EXERCISE PROMPT: Where the string "from" occurs in the material below, report the whole line.

Stored records:

[START]

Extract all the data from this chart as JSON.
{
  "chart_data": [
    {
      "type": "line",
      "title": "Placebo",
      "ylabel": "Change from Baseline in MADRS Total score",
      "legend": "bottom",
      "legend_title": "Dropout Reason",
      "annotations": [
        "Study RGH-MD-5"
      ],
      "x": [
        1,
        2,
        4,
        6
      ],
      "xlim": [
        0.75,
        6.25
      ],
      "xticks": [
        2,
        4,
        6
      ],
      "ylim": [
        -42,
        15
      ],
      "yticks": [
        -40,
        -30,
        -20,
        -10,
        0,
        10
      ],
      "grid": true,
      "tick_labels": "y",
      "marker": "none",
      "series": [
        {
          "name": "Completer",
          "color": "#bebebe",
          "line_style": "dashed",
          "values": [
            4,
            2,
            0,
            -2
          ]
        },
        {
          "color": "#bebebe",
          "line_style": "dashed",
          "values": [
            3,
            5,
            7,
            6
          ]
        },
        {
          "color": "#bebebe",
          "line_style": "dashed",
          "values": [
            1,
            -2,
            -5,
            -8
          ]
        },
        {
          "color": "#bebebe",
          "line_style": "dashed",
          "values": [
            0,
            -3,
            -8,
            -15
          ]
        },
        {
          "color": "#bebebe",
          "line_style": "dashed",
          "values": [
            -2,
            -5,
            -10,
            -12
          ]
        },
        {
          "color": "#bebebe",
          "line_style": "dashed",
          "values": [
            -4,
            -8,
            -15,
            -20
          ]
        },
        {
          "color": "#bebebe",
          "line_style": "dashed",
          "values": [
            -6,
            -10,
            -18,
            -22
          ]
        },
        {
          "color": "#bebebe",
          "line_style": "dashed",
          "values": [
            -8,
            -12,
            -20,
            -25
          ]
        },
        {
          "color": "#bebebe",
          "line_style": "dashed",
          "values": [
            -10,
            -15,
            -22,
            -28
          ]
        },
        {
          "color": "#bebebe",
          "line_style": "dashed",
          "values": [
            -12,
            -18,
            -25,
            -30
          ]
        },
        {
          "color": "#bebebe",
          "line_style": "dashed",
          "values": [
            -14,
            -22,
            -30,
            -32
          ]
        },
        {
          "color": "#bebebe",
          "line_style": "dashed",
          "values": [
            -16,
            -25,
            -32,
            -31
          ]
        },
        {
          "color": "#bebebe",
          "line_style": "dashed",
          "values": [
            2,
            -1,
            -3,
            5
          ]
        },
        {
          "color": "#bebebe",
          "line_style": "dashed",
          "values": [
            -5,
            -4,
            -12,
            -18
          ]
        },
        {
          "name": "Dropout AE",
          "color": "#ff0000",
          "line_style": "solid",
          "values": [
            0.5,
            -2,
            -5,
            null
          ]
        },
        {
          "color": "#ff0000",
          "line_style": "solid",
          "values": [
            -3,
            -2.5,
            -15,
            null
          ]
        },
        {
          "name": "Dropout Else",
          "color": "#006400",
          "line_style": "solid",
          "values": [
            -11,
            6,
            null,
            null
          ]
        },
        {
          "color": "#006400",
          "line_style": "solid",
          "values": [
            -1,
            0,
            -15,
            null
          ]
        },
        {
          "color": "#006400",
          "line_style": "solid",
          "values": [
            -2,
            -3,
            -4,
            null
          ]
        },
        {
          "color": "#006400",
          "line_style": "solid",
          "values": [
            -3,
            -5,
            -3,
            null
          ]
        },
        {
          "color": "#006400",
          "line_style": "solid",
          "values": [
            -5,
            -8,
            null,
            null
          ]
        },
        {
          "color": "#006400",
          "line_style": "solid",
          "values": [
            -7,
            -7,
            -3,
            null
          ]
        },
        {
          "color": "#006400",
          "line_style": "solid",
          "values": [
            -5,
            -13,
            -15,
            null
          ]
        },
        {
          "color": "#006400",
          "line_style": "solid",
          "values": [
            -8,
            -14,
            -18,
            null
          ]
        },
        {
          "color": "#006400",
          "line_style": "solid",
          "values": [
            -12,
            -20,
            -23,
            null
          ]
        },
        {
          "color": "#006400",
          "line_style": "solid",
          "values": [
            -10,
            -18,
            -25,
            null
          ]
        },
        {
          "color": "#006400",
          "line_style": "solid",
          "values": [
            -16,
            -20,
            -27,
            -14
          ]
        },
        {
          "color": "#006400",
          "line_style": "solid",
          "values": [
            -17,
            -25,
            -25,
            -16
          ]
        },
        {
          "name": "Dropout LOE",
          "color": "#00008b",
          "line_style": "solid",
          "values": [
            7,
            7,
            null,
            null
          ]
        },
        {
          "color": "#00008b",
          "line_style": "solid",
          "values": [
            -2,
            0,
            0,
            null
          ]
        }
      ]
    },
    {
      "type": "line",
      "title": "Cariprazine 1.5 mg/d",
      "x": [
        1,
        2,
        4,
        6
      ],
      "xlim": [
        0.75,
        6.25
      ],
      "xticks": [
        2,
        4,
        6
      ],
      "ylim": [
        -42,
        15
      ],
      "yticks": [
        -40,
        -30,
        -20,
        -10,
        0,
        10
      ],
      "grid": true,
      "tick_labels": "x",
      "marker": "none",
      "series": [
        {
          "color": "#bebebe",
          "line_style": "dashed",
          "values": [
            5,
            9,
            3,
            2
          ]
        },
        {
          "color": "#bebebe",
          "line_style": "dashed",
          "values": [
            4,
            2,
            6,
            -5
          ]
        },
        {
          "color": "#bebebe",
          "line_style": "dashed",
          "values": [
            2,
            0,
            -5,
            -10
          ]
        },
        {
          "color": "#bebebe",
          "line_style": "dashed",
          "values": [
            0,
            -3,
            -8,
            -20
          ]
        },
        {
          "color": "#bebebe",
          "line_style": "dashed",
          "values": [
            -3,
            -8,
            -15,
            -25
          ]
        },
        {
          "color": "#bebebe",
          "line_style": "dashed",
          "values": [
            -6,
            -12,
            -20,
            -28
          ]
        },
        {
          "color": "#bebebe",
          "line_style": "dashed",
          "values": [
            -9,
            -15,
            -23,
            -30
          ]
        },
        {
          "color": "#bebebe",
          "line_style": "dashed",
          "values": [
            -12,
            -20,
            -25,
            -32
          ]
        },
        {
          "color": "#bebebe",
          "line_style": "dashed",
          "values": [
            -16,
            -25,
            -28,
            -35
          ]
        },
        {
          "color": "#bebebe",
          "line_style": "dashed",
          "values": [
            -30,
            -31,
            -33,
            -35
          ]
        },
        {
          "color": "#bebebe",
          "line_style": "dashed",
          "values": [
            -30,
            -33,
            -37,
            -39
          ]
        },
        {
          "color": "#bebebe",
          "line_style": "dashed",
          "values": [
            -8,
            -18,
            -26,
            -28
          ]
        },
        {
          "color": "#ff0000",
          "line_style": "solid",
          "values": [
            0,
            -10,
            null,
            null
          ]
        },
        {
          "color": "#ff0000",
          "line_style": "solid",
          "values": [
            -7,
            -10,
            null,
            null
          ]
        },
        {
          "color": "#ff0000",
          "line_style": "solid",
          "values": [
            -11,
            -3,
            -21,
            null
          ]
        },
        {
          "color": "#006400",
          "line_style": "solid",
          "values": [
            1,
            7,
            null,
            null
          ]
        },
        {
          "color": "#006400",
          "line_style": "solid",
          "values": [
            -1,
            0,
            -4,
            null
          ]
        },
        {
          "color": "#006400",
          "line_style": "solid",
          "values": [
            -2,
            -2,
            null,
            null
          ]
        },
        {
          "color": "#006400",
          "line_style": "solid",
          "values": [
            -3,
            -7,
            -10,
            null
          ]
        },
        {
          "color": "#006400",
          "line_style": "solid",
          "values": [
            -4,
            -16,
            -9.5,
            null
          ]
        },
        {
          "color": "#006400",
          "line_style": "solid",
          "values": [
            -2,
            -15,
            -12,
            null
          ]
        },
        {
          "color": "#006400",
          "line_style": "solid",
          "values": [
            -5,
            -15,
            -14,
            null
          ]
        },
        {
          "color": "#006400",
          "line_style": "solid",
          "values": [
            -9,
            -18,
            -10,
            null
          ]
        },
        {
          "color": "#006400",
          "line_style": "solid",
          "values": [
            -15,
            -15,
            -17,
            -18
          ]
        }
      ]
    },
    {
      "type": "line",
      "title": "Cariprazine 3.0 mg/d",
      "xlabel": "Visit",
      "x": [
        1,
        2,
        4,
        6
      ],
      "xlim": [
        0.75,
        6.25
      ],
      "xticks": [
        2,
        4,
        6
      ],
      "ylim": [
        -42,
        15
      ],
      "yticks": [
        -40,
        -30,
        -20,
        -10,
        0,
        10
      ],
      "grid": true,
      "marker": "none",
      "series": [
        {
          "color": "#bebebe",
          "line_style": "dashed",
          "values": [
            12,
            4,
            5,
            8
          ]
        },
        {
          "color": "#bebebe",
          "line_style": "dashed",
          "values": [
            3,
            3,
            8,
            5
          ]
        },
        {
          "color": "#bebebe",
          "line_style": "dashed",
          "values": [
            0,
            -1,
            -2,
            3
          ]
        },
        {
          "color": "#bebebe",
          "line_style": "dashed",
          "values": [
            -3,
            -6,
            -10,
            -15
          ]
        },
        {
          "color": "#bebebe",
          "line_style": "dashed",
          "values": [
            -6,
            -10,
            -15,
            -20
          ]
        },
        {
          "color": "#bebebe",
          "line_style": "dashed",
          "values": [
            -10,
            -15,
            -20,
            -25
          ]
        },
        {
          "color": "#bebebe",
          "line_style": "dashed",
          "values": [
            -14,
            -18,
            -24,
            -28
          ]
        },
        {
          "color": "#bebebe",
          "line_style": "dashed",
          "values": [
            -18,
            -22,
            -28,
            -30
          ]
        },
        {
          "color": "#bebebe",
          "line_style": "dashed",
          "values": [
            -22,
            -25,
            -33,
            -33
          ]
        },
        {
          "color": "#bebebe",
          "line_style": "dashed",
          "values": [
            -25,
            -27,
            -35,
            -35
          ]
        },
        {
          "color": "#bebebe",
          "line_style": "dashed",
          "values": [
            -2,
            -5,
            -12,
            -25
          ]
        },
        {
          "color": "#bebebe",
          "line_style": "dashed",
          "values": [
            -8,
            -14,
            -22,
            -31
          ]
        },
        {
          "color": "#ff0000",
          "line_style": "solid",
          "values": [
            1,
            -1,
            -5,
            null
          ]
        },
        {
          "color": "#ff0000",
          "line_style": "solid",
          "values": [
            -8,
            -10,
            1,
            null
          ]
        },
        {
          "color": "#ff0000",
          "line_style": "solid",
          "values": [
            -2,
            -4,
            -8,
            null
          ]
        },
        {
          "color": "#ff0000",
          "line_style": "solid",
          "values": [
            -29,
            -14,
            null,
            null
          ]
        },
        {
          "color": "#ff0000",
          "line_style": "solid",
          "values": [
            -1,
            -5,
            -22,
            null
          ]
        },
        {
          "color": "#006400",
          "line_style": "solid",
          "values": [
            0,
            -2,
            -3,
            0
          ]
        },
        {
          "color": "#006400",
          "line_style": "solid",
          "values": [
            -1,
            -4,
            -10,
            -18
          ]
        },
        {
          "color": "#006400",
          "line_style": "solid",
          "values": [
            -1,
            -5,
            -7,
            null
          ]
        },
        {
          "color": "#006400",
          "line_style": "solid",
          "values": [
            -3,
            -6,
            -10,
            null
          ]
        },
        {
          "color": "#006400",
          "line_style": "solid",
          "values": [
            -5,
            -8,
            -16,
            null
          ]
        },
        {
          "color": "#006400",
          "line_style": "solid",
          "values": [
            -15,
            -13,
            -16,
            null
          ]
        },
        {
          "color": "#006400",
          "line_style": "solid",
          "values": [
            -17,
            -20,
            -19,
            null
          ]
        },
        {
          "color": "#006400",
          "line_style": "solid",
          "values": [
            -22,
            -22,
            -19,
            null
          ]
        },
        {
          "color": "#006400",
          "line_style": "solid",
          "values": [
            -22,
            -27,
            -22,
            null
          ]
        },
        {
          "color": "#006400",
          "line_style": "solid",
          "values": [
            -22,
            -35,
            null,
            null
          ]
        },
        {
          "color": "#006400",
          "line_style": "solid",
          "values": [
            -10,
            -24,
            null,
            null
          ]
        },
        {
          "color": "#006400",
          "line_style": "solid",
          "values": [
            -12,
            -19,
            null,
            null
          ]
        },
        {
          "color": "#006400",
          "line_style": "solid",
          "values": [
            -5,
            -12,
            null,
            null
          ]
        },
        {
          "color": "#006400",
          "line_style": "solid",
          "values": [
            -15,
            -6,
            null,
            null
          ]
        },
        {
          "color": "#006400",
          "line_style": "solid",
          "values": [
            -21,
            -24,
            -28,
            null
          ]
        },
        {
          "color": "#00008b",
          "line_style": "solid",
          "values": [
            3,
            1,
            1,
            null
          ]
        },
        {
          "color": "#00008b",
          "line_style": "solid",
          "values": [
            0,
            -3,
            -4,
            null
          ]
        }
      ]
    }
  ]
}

[END]

RESULT OF THE TASK:
Extract all the data from this chart as JSON.
      "ylabel": "Change from Baseline in MADRS Total score",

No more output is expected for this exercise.